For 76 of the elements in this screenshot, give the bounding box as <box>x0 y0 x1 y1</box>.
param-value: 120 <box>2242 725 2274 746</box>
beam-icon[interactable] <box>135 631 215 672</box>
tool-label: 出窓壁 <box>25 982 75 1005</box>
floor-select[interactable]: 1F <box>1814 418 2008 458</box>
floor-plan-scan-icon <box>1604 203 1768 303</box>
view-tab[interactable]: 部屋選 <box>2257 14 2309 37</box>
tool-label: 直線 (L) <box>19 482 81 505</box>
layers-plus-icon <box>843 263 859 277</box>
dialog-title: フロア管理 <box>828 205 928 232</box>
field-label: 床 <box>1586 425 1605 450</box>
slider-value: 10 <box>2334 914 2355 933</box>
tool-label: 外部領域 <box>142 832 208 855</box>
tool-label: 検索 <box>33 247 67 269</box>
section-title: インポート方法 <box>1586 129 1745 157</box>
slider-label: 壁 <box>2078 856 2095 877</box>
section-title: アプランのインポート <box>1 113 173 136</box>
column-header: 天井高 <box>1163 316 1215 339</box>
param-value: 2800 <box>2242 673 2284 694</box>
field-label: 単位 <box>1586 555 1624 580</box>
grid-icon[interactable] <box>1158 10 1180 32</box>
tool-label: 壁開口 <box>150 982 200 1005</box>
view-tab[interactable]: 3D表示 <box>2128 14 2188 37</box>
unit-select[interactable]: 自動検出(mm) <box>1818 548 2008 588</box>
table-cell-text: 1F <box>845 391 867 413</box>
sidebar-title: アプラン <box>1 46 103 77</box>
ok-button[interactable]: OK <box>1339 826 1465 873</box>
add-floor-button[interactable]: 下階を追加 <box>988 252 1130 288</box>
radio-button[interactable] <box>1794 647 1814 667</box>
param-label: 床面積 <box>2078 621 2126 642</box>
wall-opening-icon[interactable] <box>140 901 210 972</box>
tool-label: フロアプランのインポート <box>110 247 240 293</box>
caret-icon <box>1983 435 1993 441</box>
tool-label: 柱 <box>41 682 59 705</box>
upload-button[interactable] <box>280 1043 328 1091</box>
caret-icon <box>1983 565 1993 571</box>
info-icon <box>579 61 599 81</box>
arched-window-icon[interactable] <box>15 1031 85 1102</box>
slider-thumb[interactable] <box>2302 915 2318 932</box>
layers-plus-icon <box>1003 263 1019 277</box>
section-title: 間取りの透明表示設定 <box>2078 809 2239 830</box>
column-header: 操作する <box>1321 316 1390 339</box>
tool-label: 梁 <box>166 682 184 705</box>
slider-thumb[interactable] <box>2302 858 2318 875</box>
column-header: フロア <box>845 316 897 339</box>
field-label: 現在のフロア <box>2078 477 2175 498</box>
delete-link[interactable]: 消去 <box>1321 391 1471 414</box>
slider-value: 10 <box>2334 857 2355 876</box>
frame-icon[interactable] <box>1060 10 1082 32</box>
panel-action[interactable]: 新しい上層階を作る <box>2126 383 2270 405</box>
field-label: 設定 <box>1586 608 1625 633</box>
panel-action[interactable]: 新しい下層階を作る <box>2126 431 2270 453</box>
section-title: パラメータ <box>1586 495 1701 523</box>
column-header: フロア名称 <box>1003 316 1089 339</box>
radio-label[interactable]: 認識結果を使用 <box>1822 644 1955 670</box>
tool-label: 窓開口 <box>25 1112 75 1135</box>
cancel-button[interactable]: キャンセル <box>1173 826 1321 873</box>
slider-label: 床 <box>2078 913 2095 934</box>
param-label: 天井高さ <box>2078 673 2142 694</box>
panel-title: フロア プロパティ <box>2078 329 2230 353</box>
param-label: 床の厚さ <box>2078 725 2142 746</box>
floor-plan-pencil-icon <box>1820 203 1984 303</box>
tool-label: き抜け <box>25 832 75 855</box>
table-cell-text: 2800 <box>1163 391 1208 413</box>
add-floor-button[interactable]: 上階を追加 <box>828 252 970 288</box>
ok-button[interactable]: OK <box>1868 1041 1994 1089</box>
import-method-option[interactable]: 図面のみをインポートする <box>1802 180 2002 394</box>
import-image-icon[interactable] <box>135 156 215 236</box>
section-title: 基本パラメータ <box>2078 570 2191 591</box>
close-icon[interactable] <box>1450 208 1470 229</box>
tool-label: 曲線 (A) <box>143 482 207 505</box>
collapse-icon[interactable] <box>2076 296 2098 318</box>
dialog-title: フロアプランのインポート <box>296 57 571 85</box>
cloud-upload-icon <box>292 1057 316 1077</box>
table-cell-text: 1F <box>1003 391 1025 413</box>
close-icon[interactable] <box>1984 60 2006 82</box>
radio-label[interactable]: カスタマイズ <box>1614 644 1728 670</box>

...

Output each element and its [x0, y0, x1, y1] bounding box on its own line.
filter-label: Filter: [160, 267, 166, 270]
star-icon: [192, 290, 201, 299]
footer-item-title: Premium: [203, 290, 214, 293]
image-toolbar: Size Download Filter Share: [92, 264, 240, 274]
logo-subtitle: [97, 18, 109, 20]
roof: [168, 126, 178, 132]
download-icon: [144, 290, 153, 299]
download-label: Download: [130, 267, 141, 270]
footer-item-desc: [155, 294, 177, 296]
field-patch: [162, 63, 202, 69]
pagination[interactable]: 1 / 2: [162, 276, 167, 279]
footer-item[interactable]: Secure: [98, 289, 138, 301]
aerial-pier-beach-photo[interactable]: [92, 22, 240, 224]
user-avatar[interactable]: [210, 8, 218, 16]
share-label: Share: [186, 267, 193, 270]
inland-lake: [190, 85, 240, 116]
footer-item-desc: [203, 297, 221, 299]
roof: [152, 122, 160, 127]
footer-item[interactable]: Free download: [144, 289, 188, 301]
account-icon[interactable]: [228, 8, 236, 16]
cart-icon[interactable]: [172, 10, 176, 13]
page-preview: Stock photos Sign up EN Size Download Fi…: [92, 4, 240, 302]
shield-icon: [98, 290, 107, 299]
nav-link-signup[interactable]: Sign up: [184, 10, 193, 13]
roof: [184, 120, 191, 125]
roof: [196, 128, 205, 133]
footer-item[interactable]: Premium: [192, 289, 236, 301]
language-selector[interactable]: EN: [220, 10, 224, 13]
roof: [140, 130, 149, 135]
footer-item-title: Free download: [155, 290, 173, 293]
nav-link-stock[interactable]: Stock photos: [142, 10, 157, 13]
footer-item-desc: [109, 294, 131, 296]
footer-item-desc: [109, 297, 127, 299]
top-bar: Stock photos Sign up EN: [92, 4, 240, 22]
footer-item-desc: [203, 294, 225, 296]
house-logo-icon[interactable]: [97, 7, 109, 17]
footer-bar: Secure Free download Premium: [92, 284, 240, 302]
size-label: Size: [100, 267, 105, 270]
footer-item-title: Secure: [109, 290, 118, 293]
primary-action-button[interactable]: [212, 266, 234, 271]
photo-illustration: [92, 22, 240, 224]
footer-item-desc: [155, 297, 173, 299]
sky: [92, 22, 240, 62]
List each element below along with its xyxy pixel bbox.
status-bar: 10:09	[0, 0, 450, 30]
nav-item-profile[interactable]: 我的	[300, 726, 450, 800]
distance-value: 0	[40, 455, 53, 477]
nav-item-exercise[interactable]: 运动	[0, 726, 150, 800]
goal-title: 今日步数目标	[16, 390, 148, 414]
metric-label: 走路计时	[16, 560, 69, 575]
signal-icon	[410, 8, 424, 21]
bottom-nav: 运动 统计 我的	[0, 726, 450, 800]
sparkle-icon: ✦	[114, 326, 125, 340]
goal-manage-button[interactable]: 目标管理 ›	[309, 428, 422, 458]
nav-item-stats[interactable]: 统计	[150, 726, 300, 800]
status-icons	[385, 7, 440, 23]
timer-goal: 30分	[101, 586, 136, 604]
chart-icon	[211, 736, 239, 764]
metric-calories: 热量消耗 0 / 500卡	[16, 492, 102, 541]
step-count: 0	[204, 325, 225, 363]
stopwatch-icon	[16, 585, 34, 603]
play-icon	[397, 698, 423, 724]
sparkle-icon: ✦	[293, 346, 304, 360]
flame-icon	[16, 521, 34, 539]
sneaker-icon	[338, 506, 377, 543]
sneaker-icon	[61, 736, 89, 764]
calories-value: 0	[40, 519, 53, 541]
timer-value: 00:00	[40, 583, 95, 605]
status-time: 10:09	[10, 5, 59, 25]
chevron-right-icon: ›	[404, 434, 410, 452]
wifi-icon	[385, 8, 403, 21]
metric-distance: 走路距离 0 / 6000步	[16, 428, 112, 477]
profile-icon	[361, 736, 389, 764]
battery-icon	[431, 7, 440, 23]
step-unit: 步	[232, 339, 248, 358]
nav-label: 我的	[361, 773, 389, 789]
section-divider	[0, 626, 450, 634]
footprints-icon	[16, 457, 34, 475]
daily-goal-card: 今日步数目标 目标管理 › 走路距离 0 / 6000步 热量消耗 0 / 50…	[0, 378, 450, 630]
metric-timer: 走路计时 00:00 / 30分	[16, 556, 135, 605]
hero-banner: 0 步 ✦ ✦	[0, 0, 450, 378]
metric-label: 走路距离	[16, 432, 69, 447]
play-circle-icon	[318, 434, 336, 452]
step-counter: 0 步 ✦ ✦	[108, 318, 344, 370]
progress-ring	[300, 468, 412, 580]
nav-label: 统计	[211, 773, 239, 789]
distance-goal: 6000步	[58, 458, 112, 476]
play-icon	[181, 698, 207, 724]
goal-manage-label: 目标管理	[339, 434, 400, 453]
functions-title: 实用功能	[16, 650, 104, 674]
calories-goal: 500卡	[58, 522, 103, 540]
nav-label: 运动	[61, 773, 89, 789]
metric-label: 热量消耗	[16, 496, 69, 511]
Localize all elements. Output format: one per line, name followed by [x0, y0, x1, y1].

▸ **WHAT IS ASKED**
Copy the lines between the line that contains "For 76 of the" and the line that contains "floor-plan-scan-icon <box>1604 203", inclusive, reproducing each one verbatim.

▸ **SOLUTION FOR THIS EXERCISE**
For 76 of the elements in this screenshot, give the bounding box as <box>x0 y0 x1 y1</box>.
param-value: 120 <box>2242 725 2274 746</box>
beam-icon[interactable] <box>135 631 215 672</box>
tool-label: 出窓壁 <box>25 982 75 1005</box>
floor-select[interactable]: 1F <box>1814 418 2008 458</box>
floor-plan-scan-icon <box>1604 203 1768 303</box>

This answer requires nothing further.